* SET PROBLEM
Quote all entries in full, exactly.

(Rows from a dataset)
• • • • •

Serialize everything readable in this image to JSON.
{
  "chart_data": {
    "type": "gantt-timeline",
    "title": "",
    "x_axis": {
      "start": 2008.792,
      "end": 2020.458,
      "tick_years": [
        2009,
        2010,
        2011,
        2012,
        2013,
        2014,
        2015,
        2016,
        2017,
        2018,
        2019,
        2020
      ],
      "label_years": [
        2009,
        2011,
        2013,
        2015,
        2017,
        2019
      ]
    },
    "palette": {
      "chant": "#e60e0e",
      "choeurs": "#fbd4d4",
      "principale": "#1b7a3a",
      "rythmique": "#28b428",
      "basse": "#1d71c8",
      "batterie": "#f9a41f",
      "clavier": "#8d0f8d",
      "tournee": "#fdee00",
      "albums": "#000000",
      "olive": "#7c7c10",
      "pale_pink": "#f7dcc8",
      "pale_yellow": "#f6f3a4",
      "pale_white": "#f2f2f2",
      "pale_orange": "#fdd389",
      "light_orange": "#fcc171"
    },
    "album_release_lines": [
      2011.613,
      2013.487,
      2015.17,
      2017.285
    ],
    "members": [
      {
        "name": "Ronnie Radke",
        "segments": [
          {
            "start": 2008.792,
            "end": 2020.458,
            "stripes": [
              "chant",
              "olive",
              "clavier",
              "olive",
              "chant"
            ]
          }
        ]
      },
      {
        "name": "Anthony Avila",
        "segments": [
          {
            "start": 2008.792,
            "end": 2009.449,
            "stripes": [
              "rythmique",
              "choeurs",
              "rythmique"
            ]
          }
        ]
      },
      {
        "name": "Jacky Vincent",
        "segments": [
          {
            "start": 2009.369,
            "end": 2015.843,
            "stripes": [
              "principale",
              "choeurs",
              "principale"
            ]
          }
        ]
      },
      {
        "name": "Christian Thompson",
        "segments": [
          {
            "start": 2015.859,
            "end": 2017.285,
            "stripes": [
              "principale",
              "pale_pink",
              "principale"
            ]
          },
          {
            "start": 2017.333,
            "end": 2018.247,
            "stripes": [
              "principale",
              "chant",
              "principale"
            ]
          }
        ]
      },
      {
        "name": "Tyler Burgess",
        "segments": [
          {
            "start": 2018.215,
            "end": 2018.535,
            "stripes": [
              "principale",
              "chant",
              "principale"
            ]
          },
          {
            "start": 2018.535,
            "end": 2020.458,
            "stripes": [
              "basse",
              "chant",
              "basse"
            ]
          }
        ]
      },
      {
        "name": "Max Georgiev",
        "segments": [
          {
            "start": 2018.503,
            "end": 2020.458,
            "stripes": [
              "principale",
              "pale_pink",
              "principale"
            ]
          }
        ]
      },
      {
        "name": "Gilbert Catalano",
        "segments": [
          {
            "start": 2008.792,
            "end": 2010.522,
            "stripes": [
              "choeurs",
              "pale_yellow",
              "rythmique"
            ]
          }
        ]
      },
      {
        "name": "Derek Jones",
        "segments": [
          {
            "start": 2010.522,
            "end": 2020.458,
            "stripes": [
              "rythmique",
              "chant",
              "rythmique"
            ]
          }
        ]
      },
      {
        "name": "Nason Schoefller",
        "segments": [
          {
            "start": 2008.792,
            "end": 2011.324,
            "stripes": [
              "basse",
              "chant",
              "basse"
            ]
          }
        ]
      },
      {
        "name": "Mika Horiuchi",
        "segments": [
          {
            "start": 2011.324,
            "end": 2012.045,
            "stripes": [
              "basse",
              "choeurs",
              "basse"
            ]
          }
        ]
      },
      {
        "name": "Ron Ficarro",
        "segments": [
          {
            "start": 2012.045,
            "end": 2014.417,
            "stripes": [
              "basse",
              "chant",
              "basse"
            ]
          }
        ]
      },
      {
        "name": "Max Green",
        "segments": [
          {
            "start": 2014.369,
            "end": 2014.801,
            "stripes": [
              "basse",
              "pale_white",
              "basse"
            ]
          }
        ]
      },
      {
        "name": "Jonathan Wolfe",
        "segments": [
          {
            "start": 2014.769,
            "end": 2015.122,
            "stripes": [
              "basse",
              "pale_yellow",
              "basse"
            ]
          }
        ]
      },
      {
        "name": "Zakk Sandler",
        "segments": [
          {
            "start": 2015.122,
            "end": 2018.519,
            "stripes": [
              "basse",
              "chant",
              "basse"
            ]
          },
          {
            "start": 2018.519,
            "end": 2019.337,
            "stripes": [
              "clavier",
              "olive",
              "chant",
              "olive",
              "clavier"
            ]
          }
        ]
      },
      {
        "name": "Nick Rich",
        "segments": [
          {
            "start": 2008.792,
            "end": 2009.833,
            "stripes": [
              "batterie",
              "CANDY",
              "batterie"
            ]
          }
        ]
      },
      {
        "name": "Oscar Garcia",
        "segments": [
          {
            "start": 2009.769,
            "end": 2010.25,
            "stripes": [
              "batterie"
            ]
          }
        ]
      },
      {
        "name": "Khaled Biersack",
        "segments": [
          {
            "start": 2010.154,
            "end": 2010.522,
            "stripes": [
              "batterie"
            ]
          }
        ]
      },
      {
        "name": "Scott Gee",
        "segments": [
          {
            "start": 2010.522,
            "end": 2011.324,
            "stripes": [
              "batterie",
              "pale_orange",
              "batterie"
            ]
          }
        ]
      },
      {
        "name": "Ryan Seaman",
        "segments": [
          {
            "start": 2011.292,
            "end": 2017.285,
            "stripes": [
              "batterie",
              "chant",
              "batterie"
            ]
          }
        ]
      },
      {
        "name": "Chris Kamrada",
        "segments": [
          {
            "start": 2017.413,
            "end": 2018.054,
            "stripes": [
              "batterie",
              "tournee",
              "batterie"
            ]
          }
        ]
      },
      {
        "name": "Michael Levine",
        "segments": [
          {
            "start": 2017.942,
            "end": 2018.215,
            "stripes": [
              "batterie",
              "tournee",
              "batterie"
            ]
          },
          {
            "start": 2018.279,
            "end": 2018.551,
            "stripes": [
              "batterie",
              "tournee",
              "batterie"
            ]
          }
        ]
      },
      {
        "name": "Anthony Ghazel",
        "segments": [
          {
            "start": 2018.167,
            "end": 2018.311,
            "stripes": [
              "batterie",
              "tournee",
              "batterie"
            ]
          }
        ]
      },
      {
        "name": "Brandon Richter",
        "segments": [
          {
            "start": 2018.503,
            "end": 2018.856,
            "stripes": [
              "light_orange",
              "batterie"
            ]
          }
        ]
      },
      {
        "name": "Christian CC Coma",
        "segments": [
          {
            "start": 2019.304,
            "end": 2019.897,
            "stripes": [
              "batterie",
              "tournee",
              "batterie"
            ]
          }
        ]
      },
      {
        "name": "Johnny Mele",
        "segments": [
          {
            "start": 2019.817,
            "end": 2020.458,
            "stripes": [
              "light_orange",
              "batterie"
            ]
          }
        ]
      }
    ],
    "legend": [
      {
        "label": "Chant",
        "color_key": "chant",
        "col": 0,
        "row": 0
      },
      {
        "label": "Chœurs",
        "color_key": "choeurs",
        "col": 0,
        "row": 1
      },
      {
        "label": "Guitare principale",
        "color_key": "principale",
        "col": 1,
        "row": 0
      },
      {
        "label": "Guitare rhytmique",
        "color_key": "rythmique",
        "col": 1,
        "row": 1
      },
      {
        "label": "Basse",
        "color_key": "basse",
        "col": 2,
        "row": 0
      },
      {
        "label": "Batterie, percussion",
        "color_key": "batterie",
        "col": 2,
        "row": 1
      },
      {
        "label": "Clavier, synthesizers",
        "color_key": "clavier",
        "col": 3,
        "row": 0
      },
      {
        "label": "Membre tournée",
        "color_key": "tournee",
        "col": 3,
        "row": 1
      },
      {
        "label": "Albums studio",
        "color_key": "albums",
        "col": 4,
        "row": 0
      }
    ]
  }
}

• • • • •

* EXPECTED ANSWER
Serialize everything readable in this image to JSON.
{
  "chart_data": {
    "type": "gantt-timeline",
    "title": "",
    "x_axis": {
      "start": 2008.792,
      "end": 2020.458,
      "tick_years": [
        2009,
        2010,
        2011,
        2012,
        2013,
        2014,
        2015,
        2016,
        2017,
        2018,
        2019,
        2020
      ],
      "label_years": [
        2009,
        2011,
        2013,
        2015,
        2017,
        2019
      ]
    },
    "palette": {
      "chant": "#e60e0e",
      "choeurs": "#fbd4d4",
      "principale": "#1b7a3a",
      "rythmique": "#28b428",
      "basse": "#1d71c8",
      "batterie": "#f9a41f",
      "clavier": "#8d0f8d",
      "tournee": "#fdee00",
      "albums": "#000000",
      "olive": "#7c7c10",
      "pale_pink": "#f7dcc8",
      "pale_yellow": "#f6f3a4",
      "pale_white": "#f2f2f2",
      "pale_orange": "#fdd389",
      "light_orange": "#fcc171"
    },
    "album_release_lines": [
      2011.613,
      2013.487,
      2015.17,
      2017.285
    ],
    "members": [
      {
        "name": "Ronnie Radke",
        "segments": [
          {
            "start": 2008.792,
            "end": 2020.458,
            "stripes": [
              "chant",
              "olive",
              "clavier",
              "olive",
              "chant"
            ]
          }
        ]
      },
      {
        "name": "Anthony Avila",
        "segments": [
          {
            "start": 2008.792,
            "end": 2009.449,
            "stripes": [
              "rythmique",
              "choeurs",
              "rythmique"
            ]
          }
        ]
      },
      {
        "name": "Jacky Vincent",
        "segments": [
          {
            "start": 2009.369,
            "end": 2015.843,
            "stripes": [
              "principale",
              "choeurs",
              "principale"
            ]
          }
        ]
      },
      {
        "name": "Christian Thompson",
        "segments": [
          {
            "start": 2015.859,
            "end": 2017.285,
            "stripes": [
              "principale",
              "pale_pink",
              "principale"
            ]
          },
          {
            "start": 2017.333,
            "end": 2018.247,
            "stripes": [
              "principale",
              "chant",
              "principale"
            ]
          }
        ]
      },
      {
        "name": "Tyler Burgess",
        "segments": [
          {
            "start": 2018.215,
            "end": 2018.535,
            "stripes": [
              "principale",
              "chant",
              "principale"
            ]
          },
          {
            "start": 2018.535,
            "end": 2020.458,
            "stripes": [
              "basse",
              "chant",
              "basse"
            ]
          }
        ]
      },
      {
        "name": "Max Georgiev",
        "segments": [
          {
            "start": 2018.503,
            "end": 2020.458,
            "stripes": [
              "principale",
              "pale_pink",
              "principale"
            ]
          }
        ]
      },
      {
        "name": "Gilbert Catalano",
        "segments": [
          {
            "start": 2008.792,
            "end": 2010.522,
            "stripes": [
              "choeurs",
              "pale_yellow",
              "rythmique"
            ]
          }
        ]
      },
      {
        "name": "Derek Jones",
        "segments": [
          {
            "start": 2010.522,
            "end": 2020.458,
            "stripes": [
              "rythmique",
              "chant",
              "rythmique"
            ]
          }
        ]
      },
      {
        "name": "Nason Schoefller",
        "segments": [
          {
            "start": 2008.792,
            "end": 2011.324,
            "stripes": [
              "basse",
              "chant",
              "basse"
            ]
          }
        ]
      },
      {
        "name": "Mika Horiuchi",
        "segments": [
          {
            "start": 2011.324,
            "end": 2012.045,
            "stripes": [
              "basse",
              "choeurs",
              "basse"
            ]
          }
        ]
      },
      {
        "name": "Ron Ficarro",
        "segments": [
          {
            "start": 2012.045,
            "end": 2014.417,
            "stripes": [
              "basse",
              "chant",
              "basse"
            ]
          }
        ]
      },
      {
        "name": "Max Green",
        "segments": [
          {
            "start": 2014.369,
            "end": 2014.801,
            "stripes": [
              "basse",
              "pale_white",
              "basse"
            ]
          }
        ]
      },
      {
        "name": "Jonathan Wolfe",
        "segments": [
          {
            "start": 2014.769,
            "end": 2015.122,
            "stripes": [
              "basse",
              "pale_yellow",
              "basse"
            ]
          }
        ]
      },
      {
        "name": "Zakk Sandler",
        "segments": [
          {
            "start": 2015.122,
            "end": 2018.519,
            "stripes": [
              "basse",
              "chant",
              "basse"
            ]
          },
          {
            "start": 2018.519,
            "end": 2019.337,
            "stripes": [
              "clavier",
              "olive",
              "chant",
              "olive",
              "clavier"
            ]
          }
        ]
      },
      {
        "name": "Nick Rich",
        "segments": [
          {
            "start": 2008.792,
            "end": 2009.833,
            "stripes": [
              "batterie",
              "CANDY",
              "batterie"
            ]
          }
        ]
      },
      {
        "name": "Oscar Garcia",
        "segments": [
          {
            "start": 2009.769,
            "end": 2010.25,
            "stripes": [
              "batterie"
            ]
          }
        ]
      },
      {
        "name": "Khaled Biersack",
        "segments": [
          {
            "start": 2010.154,
            "end": 2010.522,
            "stripes": [
              "batterie"
            ]
          }
        ]
      },
      {
        "name": "Scott Gee",
        "segments": [
          {
            "start": 2010.522,
            "end": 2011.324,
            "stripes": [
              "batterie",
              "pale_orange",
              "batterie"
            ]
          }
        ]
      },
      {
        "name": "Ryan Seaman",
        "segments": [
          {
            "start": 2011.292,
            "end": 2017.285,
            "stripes": [
              "batterie",
              "chant",
              "batterie"
            ]
          }
        ]
      },
      {
        "name": "Chris Kamrada",
        "segments": [
          {
            "start": 2017.413,
            "end": 2018.054,
            "stripes": [
              "batterie",
              "tournee",
              "batterie"
            ]
          }
        ]
      },
      {
        "name": "Michael Levine",
        "segments": [
          {
            "start": 2017.942,
            "end": 2018.215,
            "stripes": [
              "batterie",
              "tournee",
              "batterie"
            ]
          },
          {
            "start": 2018.279,
            "end": 2018.551,
            "stripes": [
              "batterie",
              "tournee",
              "batterie"
            ]
          }
        ]
      },
      {
        "name": "Anthony Ghazel",
        "segments": [
          {
            "start": 2018.167,
            "end": 2018.311,
            "stripes": [
              "batterie",
              "tournee",
              "batterie"
            ]
          }
        ]
      },
      {
        "name": "Brandon Richter",
        "segments": [
          {
            "start": 2018.503,
            "end": 2018.856,
            "stripes": [
              "light_orange",
              "batterie"
            ]
          }
        ]
      },
      {
        "name": "Christian CC Coma",
        "segments": [
          {
            "start": 2019.304,
            "end": 2019.897,
            "stripes": [
              "batterie",
              "tournee",
              "batterie"
            ]
          }
        ]
      },
      {
        "name": "Johnny Mele",
        "segments": [
          {
            "start": 2019.817,
            "end": 2020.458,
            "stripes": [
              "light_orange",
              "batterie"
            ]
          }
        ]
      }
    ],
    "legend": [
      {
        "label": "Chant",
        "color_key": "chant",
        "col": 0,
        "row": 0
      },
      {
        "label": "Chœurs",
        "color_key": "choeurs",
        "col": 0,
        "row": 1
      },
      {
        "label": "Guitare principale",
        "color_key": "principale",
        "col": 1,
        "row": 0
      },
      {
        "label": "Guitare rhytmique",
        "color_key": "rythmique",
        "col": 1,
        "row": 1
      },
      {
        "label": "Basse",
        "color_key": "basse",
        "col": 2,
        "row": 0
      },
      {
        "label": "Batterie, percussion",
        "color_key": "batterie",
        "col": 2,
        "row": 1
      },
      {
        "label": "Clavier, synthesizers",
        "color_key": "clavier",
        "col": 3,
        "row": 0
      },
      {
        "label": "Membre tournée",
        "color_key": "tournee",
        "col": 3,
        "row": 1
      },
      {
        "label": "Albums studio",
        "color_key": "albums",
        "col": 4,
        "row": 0
      }
    ]
  }
}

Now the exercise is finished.